[Excerpt from a dataset]

+++++

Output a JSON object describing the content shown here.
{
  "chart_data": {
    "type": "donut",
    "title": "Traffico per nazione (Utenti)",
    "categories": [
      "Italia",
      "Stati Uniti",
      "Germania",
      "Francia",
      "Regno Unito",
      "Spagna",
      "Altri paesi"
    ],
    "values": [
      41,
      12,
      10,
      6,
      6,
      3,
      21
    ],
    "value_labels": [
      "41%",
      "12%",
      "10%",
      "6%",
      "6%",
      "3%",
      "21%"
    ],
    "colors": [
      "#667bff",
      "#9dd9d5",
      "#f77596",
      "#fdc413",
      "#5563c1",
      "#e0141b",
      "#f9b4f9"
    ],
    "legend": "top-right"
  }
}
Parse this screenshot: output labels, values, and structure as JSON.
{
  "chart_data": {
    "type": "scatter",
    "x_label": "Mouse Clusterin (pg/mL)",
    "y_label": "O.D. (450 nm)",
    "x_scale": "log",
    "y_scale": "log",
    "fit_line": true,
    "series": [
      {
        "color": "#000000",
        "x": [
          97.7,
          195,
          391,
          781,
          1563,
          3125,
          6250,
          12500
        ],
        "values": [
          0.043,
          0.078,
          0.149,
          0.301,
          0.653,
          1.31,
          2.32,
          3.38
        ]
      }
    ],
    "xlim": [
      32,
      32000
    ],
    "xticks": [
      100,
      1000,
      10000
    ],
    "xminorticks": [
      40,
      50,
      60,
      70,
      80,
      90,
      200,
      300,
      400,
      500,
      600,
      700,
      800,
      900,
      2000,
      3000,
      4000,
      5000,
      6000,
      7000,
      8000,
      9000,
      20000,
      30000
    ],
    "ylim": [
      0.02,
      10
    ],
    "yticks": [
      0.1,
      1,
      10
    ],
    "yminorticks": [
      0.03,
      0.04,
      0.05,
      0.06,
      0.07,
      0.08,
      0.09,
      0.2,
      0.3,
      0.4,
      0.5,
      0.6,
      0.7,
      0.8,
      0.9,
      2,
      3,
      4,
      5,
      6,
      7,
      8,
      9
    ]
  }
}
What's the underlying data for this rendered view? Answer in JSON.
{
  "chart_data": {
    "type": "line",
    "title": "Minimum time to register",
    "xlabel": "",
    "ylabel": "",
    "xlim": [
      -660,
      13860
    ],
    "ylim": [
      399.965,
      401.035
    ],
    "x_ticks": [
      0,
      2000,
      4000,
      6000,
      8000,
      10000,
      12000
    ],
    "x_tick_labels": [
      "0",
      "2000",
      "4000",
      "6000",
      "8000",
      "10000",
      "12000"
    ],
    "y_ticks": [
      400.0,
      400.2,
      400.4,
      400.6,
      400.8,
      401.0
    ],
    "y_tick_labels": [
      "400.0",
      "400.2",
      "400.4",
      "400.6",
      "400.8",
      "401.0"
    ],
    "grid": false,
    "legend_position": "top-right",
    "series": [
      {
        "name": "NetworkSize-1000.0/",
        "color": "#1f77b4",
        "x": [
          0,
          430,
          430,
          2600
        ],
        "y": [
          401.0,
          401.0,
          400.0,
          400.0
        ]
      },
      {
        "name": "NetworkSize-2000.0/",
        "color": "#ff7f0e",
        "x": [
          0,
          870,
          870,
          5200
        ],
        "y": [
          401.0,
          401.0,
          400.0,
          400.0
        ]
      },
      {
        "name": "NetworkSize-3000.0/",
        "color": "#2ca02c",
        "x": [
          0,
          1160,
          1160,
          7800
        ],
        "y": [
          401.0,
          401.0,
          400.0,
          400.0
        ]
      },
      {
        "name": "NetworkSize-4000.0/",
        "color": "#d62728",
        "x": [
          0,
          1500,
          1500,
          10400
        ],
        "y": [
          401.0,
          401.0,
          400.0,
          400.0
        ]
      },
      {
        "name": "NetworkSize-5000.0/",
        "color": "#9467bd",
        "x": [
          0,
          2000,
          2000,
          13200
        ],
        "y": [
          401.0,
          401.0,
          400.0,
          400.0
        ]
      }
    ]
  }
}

+++++

◆ **Work to complete**
Write out every record, exactly as written.

◆ **Response to this task**
Output a JSON object describing the content shown here.
{
  "chart_data": {
    "type": "donut",
    "title": "Traffico per nazione (Utenti)",
    "categories": [
      "Italia",
      "Stati Uniti",
      "Germania",
      "Francia",
      "Regno Unito",
      "Spagna",
      "Altri paesi"
    ],
    "values": [
      41,
      12,
      10,
      6,
      6,
      3,
      21
    ],
    "value_labels": [
      "41%",
      "12%",
      "10%",
      "6%",
      "6%",
      "3%",
      "21%"
    ],
    "colors": [
      "#667bff",
      "#9dd9d5",
      "#f77596",
      "#fdc413",
      "#5563c1",
      "#e0141b",
      "#f9b4f9"
    ],
    "legend": "top-right"
  }
}
Parse this screenshot: output labels, values, and structure as JSON.
{
  "chart_data": {
    "type": "scatter",
    "x_label": "Mouse Clusterin (pg/mL)",
    "y_label": "O.D. (450 nm)",
    "x_scale": "log",
    "y_scale": "log",
    "fit_line": true,
    "series": [
      {
        "color": "#000000",
        "x": [
          97.7,
          195,
          391,
          781,
          1563,
          3125,
          6250,
          12500
        ],
        "values": [
          0.043,
          0.078,
          0.149,
          0.301,
          0.653,
          1.31,
          2.32,
          3.38
        ]
      }
    ],
    "xlim": [
      32,
      32000
    ],
    "xticks": [
      100,
      1000,
      10000
    ],
    "xminorticks": [
      40,
      50,
      60,
      70,
      80,
      90,
      200,
      300,
      400,
      500,
      600,
      700,
      800,
      900,
      2000,
      3000,
      4000,
      5000,
      6000,
      7000,
      8000,
      9000,
      20000,
      30000
    ],
    "ylim": [
      0.02,
      10
    ],
    "yticks": [
      0.1,
      1,
      10
    ],
    "yminorticks": [
      0.03,
      0.04,
      0.05,
      0.06,
      0.07,
      0.08,
      0.09,
      0.2,
      0.3,
      0.4,
      0.5,
      0.6,
      0.7,
      0.8,
      0.9,
      2,
      3,
      4,
      5,
      6,
      7,
      8,
      9
    ]
  }
}
What's the underlying data for this rendered view? Answer in JSON.
{
  "chart_data": {
    "type": "line",
    "title": "Minimum time to register",
    "xlabel": "",
    "ylabel": "",
    "xlim": [
      -660,
      13860
    ],
    "ylim": [
      399.965,
      401.035
    ],
    "x_ticks": [
      0,
      2000,
      4000,
      6000,
      8000,
      10000,
      12000
    ],
    "x_tick_labels": [
      "0",
      "2000",
      "4000",
      "6000",
      "8000",
      "10000",
      "12000"
    ],
    "y_ticks": [
      400.0,
      400.2,
      400.4,
      400.6,
      400.8,
      401.0
    ],
    "y_tick_labels": [
      "400.0",
      "400.2",
      "400.4",
      "400.6",
      "400.8",
      "401.0"
    ],
    "grid": false,
    "legend_position": "top-right",
    "series": [
      {
        "name": "NetworkSize-1000.0/",
        "color": "#1f77b4",
        "x": [
          0,
          430,
          430,
          2600
        ],
        "y": [
          401.0,
          401.0,
          400.0,
          400.0
        ]
      },
      {
        "name": "NetworkSize-2000.0/",
        "color": "#ff7f0e",
        "x": [
          0,
          870,
          870,
          5200
        ],
        "y": [
          401.0,
          401.0,
          400.0,
          400.0
        ]
      },
      {
        "name": "NetworkSize-3000.0/",
        "color": "#2ca02c",
        "x": [
          0,
          1160,
          1160,
          7800
        ],
        "y": [
          401.0,
          401.0,
          400.0,
          400.0
        ]
      },
      {
        "name": "NetworkSize-4000.0/",
        "color": "#d62728",
        "x": [
          0,
          1500,
          1500,
          10400
        ],
        "y": [
          401.0,
          401.0,
          400.0,
          400.0
        ]
      },
      {
        "name": "NetworkSize-5000.0/",
        "color": "#9467bd",
        "x": [
          0,
          2000,
          2000,
          13200
        ],
        "y": [
          401.0,
          401.0,
          400.0,
          400.0
        ]
      }
    ]
  }
}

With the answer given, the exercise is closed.